/jvmkill

Terminate the JVM when resources are exhausted

Primary LanguageCApache License 2.0Apache-2.0

Overview

jvmkill is a simple JVMTI agent that forcibly terminates the JVM when it is unable to allocate memory or create a thread. This is important for reliability purposes: an OutOfMemoryError or thread creation failure will often leave the JVM in an inconsistent state. Terminating the JVM will allow it to be restarted by an external process manager.

It is often useful to automatically dump the Java heap using the -XX:+HeapDumpOnOutOfMemoryError JVM argument. This agent will be notified and terminate the JVM after the heap dump completes.

Building

make JAVA_HOME=/path/to/jdk

Usage

Run Java with the agent added as a JVM argument:

-agentpath:/path/to/libjvmkill.so

Alternatively, if modifying the Java command line is not possible, the above may be added to the JAVA_TOOL_OPTIONS environment variable.

* WHAT TO WORK ON:
1/ Reproduce word for word the portion of the jvmkill description from "jvmkill is a" up to and including "external process manager.".
2/ Summarize the jvmkill description in two sentences.
3/ Extend the jvmkill description by writing what comes after its last sentence.

* PROVIDED INFORMATION:
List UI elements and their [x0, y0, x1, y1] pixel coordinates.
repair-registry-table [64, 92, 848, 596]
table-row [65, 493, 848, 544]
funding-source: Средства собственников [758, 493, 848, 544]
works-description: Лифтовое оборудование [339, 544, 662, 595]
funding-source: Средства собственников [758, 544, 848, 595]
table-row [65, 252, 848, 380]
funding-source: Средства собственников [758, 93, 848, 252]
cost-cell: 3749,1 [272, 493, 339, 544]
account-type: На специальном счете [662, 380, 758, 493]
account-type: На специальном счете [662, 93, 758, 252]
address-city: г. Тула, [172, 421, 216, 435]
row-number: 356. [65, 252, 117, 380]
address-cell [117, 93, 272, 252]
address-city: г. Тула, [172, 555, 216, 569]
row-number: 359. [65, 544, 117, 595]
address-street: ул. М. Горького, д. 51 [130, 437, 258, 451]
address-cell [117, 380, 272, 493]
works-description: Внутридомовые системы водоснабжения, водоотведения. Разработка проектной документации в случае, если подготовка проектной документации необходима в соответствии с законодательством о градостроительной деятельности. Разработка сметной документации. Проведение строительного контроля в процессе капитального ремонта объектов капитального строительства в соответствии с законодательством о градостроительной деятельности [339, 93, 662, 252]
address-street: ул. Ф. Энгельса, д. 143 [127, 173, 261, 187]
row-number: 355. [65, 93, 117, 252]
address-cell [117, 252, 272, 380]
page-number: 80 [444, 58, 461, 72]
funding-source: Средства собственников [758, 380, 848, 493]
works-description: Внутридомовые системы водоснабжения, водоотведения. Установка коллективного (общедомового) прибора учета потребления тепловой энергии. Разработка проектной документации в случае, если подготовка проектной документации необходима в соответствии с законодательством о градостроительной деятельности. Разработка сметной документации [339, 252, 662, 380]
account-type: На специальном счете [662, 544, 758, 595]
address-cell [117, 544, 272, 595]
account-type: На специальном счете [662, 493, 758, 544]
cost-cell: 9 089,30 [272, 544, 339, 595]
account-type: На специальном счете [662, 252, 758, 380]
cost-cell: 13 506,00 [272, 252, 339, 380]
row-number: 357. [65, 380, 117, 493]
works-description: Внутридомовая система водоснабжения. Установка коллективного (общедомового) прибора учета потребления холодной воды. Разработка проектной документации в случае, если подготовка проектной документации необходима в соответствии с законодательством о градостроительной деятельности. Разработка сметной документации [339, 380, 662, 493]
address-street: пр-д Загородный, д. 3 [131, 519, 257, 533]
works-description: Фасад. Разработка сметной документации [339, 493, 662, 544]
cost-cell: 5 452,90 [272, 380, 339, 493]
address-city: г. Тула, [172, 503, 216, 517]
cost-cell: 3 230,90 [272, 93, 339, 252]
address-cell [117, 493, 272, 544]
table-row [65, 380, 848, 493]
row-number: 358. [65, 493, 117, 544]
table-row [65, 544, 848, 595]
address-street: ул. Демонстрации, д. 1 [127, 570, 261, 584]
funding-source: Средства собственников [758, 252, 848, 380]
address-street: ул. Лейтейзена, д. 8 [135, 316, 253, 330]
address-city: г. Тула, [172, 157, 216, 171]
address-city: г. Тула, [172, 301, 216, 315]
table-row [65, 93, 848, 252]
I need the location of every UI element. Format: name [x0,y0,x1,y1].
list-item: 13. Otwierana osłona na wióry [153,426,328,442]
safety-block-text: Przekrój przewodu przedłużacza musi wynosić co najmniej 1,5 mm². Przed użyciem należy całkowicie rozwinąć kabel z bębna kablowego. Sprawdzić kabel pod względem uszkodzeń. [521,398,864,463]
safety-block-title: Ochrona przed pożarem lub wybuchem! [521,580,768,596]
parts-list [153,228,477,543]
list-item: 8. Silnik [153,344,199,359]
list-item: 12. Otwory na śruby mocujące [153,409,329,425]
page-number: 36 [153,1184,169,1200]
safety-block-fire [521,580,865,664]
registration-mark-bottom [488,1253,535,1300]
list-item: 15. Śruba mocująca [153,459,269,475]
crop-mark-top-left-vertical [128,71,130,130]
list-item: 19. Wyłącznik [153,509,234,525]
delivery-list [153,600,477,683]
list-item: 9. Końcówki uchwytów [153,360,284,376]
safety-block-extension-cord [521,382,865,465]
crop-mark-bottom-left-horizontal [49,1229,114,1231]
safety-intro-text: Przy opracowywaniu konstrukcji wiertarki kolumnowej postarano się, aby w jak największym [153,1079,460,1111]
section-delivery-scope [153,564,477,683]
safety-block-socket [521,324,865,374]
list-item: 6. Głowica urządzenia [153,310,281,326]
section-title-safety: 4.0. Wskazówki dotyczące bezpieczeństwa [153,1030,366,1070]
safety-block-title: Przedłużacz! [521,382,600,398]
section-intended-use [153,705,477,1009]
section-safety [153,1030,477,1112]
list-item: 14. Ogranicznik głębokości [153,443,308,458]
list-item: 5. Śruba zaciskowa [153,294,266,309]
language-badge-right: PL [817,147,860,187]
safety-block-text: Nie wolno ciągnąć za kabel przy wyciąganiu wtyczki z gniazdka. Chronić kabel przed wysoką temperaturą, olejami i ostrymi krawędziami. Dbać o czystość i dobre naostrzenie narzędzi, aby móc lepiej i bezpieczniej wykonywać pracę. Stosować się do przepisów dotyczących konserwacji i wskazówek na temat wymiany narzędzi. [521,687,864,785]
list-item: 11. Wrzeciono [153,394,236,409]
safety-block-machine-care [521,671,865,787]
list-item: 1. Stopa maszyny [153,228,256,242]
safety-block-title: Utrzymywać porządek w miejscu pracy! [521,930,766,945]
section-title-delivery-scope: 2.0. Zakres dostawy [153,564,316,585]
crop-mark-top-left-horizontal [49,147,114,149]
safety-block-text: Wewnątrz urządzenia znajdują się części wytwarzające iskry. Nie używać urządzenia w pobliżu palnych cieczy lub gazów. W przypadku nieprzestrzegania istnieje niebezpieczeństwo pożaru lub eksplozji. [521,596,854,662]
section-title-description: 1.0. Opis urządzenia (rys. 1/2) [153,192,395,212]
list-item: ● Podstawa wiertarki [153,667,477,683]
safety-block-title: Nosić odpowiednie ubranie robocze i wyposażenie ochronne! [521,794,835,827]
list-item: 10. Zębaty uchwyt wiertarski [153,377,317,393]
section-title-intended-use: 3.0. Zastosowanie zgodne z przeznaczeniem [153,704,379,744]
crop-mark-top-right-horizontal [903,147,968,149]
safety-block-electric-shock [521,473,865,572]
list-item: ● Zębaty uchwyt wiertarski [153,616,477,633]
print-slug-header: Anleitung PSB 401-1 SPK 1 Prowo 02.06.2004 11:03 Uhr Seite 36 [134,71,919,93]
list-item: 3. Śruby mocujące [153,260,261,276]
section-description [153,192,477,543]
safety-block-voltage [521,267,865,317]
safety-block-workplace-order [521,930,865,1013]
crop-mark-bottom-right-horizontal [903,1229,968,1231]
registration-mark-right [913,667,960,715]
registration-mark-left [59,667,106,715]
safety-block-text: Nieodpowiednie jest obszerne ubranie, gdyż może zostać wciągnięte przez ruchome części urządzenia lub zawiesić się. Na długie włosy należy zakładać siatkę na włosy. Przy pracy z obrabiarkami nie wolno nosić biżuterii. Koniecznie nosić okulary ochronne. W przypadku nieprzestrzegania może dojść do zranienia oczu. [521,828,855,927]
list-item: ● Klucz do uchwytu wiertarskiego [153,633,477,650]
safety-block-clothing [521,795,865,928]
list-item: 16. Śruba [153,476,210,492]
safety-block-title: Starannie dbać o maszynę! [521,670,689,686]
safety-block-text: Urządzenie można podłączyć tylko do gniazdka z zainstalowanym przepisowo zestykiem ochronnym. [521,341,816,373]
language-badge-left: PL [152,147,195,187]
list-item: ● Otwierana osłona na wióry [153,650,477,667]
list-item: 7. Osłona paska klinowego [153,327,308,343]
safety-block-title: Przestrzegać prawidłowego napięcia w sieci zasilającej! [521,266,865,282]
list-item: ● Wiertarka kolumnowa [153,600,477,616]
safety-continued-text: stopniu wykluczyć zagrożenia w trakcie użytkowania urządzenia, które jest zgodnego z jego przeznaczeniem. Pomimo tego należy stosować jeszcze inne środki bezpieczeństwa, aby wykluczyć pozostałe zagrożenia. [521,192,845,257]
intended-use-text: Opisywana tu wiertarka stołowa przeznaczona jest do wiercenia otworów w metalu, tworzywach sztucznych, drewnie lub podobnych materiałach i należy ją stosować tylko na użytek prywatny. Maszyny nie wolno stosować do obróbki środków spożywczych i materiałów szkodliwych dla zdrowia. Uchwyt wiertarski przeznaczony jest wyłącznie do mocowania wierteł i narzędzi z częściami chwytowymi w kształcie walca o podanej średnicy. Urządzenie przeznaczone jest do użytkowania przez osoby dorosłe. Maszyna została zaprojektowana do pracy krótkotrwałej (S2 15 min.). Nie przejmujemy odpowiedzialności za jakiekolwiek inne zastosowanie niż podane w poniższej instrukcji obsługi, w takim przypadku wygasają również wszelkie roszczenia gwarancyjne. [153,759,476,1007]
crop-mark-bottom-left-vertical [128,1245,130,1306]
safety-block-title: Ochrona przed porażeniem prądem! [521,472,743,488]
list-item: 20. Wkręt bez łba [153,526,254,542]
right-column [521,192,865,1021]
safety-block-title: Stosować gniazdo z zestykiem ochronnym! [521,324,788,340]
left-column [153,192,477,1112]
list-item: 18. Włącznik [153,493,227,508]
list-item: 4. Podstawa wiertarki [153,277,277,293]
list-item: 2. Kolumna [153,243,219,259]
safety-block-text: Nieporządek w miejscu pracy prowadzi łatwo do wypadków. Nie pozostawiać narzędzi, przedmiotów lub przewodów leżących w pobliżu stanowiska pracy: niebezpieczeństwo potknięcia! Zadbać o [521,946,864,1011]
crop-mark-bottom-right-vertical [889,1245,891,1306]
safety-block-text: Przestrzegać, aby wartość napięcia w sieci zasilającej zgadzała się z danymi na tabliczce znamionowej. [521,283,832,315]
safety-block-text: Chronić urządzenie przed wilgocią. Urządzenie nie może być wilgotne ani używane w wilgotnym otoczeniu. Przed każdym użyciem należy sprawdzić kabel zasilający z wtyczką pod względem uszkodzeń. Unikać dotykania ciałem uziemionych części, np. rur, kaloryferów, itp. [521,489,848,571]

* YOUR WRITTEN ANSWERS:
1/
jvmkill is a simple JVMTI agent that forcibly terminates the JVM when it is unable to allocate memory or create a thread. This is important for reliability purposes: an OutOfMemoryError or thread creation failure will often leave the JVM in an inconsistent state. Terminating the JVM will allow it to be restarted by an external process manager.

2/ jvmkill is a simple JVMTI agent that forcibly terminates the JVM when it cannot allocate memory or create a thread, because such failures often leave the JVM in an inconsistent state and terminating it allows an external process manager to restart it. The agent is built with make and a JAVA_HOME setting, and it is used by adding -agentpath:/path/to/libjvmkill.so as a JVM argument or, if the Java command line cannot be modified, by adding it to the JAVA_TOOL_OPTIONS environment variable.

3/
Alternatives

Newer JVMs (8u92+) support the -XX:ExitOnOutOfMemoryError option to exit on out of memory. Unfortunately, this option does not cover thread creation failure, therefore we still recommend using this agent. It is fine to use the agent in combination with this JVM option.

For older JVMs, a common alternative to this agent is to use the -XX:OnOutOfMemoryError JVM argument to execute a kill -9 command. Unfortunately, the JVM uses the fork() system call to execute the kill command and that system call can fail for large JVMs due to memory overcommit limits in the operating system. Additionally, as with -XX:ExitOnOutOfMemoryError, this does not cover thread creation failure.